╭──

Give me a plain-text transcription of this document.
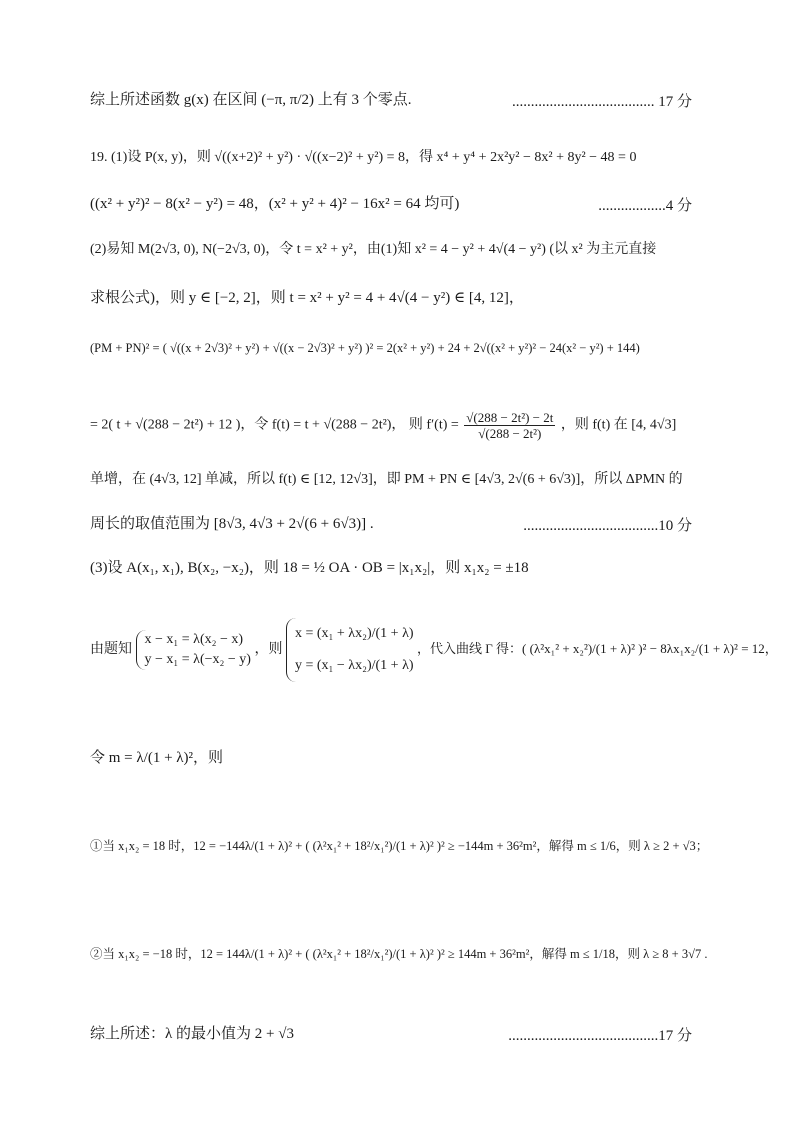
综上所述函数 g(x) 在区间 (−π, π/2) 上有 3 个零点.	...................................... 17 分
19. (1)设 P(x, y)，则 √((x+2)² + y²) · √((x−2)² + y²) = 8，得 x⁴ + y⁴ + 2x²y² − 8x² + 8y² − 48 = 0
((x² + y²)² − 8(x² − y²) = 48，(x² + y² + 4)² − 16x² = 64 均可)	..................4 分
(2)易知 M(2√3, 0), N(−2√3, 0)，令 t = x² + y²，由(1)知 x² = 4 − y² + 4√(4 − y²) (以 x² 为主元直接
求根公式)，则 y ∈ [−2, 2]，则 t = x² + y² = 4 + 4√(4 − y²) ∈ [4, 12]，
(PM + PN)² = ( √((x + 2√3)² + y²) + √((x − 2√3)² + y²) )² = 2(x² + y²) + 24 + 2√((x² + y²)² − 24(x² − y²) + 144)
= 2( t + √(288 − 2t²) + 12 )，令 f(t) = t + √(288 − 2t²)， 则 $f'(t) = \frac{\text{√(288 − 2t²) − 2t}}{\text{√(288 − 2t²)}}$ ，则 f(t) 在 [4, 4√3]
单增，在 (4√3, 12] 单减，所以 f(t) ∈ [12, 12√3]，即 PM + PN ∈ [4√3, 2√(6 + 6√3)]，所以 ΔPMN 的
周长的取值范围为 [8√3, 4√3 + 2√(6 + 6√3)] .	....................................10 分
(3)设 A(x₁, x₁), B(x₂, −x₂)，则 18 = ½ OA · OB = |x₁x₂|，则 x₁x₂ = ±18
由题知
x − x₁ = λ(x₂ − x)
y − x₁ = λ(−x₂ − y)
，则
x = (x₁ + λx₂)/(1 + λ)
y = (x₁ − λx₂)/(1 + λ)
，代入曲线 Γ 得：( (λ²x₁² + x₂²)/(1 + λ)² )² − 8λx₁x₂/(1 + λ)² = 12，
令 m = λ/(1 + λ)²，则
①当 x₁x₂ = 18 时，12 = −144λ/(1 + λ)² + ( (λ²x₁² + 18²/x₁²)/(1 + λ)² )² ≥ −144m + 36²m²，解得 m ≤ 1/6，则 λ ≥ 2 + √3；
②当 x₁x₂ = −18 时，12 = 144λ/(1 + λ)² + ( (λ²x₁² + 18²/x₁²)/(1 + λ)² )² ≥ 144m + 36²m²，解得 m ≤ 1/18，则 λ ≥ 8 + 3√7 .
综上所述：λ 的最小值为 2 + √3	........................................17 分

╰──

[YOUR INSTRUCTIONS]
Output the records above exactly as they are, leaving out the pictures.

[SOLUTION BELOW]
Give me a plain-text transcription of this document.
综上所述函数 g(x) 在区间 (−π, π/2) 上有 3 个零点.	...................................... 17 分
19. (1)设 P(x, y)，则 √((x+2)² + y²) · √((x−2)² + y²) = 8，得 x⁴ + y⁴ + 2x²y² − 8x² + 8y² − 48 = 0
((x² + y²)² − 8(x² − y²) = 48，(x² + y² + 4)² − 16x² = 64 均可)	..................4 分
(2)易知 M(2√3, 0), N(−2√3, 0)，令 t = x² + y²，由(1)知 x² = 4 − y² + 4√(4 − y²) (以 x² 为主元直接
求根公式)，则 y ∈ [−2, 2]，则 t = x² + y² = 4 + 4√(4 − y²) ∈ [4, 12]，
(PM + PN)² = ( √((x + 2√3)² + y²) + √((x − 2√3)² + y²) )² = 2(x² + y²) + 24 + 2√((x² + y²)² − 24(x² − y²) + 144)
= 2( t + √(288 − 2t²) + 12 )，令 f(t) = t + √(288 − 2t²)， 则 $f'(t) = \frac{\text{√(288 − 2t²) − 2t}}{\text{√(288 − 2t²)}}$ ，则 f(t) 在 [4, 4√3]
单增，在 (4√3, 12] 单减，所以 f(t) ∈ [12, 12√3]，即 PM + PN ∈ [4√3, 2√(6 + 6√3)]，所以 ΔPMN 的
周长的取值范围为 [8√3, 4√3 + 2√(6 + 6√3)] .	....................................10 分
(3)设 A(x₁, x₁), B(x₂, −x₂)，则 18 = ½ OA · OB = |x₁x₂|，则 x₁x₂ = ±18
由题知
x − x₁ = λ(x₂ − x)
y − x₁ = λ(−x₂ − y)
，则
x = (x₁ + λx₂)/(1 + λ)
y = (x₁ − λx₂)/(1 + λ)
，代入曲线 Γ 得：( (λ²x₁² + x₂²)/(1 + λ)² )² − 8λx₁x₂/(1 + λ)² = 12，
令 m = λ/(1 + λ)²，则
①当 x₁x₂ = 18 时，12 = −144λ/(1 + λ)² + ( (λ²x₁² + 18²/x₁²)/(1 + λ)² )² ≥ −144m + 36²m²，解得 m ≤ 1/6，则 λ ≥ 2 + √3；
②当 x₁x₂ = −18 时，12 = 144λ/(1 + λ)² + ( (λ²x₁² + 18²/x₁²)/(1 + λ)² )² ≥ 144m + 36²m²，解得 m ≤ 1/18，则 λ ≥ 8 + 3√7 .
综上所述：λ 的最小值为 2 + √3	........................................17 分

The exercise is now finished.